WHAT YOU HAVE TO DO
Tally every line below where "medium" appears, then report the total alone.

[Entries from a page text dataset]
::::

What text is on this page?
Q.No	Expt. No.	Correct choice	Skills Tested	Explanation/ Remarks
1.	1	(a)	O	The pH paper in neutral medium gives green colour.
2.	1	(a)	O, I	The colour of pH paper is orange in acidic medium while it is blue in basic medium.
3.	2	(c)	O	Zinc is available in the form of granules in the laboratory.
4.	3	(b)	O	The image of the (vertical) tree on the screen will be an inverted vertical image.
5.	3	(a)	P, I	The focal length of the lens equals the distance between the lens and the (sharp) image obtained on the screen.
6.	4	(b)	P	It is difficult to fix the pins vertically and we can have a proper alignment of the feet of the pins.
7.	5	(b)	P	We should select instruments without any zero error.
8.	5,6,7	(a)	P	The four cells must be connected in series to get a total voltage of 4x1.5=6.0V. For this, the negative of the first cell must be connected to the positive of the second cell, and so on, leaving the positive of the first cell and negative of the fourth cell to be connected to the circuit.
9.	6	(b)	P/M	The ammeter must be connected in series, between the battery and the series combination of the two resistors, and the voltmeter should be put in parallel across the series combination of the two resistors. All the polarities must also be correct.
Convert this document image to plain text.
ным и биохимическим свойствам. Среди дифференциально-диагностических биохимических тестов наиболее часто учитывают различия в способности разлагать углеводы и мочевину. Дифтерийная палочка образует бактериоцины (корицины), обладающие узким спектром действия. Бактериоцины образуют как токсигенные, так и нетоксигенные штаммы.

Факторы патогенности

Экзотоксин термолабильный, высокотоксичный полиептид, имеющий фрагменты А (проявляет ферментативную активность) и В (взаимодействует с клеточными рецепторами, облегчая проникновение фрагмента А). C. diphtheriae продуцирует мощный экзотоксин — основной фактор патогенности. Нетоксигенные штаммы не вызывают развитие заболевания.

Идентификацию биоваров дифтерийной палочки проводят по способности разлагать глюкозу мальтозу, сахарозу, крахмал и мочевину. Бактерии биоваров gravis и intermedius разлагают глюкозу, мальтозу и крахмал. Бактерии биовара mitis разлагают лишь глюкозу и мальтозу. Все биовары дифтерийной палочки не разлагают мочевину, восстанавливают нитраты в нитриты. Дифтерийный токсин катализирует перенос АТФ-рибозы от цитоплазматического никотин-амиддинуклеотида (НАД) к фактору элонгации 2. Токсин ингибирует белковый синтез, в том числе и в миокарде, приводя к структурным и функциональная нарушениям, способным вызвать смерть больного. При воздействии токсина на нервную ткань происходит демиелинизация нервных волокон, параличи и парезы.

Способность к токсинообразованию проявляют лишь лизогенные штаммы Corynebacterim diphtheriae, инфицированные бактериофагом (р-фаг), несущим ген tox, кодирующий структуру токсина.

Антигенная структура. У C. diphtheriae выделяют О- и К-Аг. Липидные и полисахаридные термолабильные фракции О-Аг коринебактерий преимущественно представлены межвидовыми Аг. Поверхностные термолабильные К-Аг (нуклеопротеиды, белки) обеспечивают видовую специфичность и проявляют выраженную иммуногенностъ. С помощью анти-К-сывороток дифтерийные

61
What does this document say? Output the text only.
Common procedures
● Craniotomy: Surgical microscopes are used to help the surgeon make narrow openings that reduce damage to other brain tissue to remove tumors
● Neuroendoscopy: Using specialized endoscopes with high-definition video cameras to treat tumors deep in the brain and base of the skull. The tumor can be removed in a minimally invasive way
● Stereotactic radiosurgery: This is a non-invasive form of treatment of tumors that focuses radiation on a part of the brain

::::

ANSWER BOX
2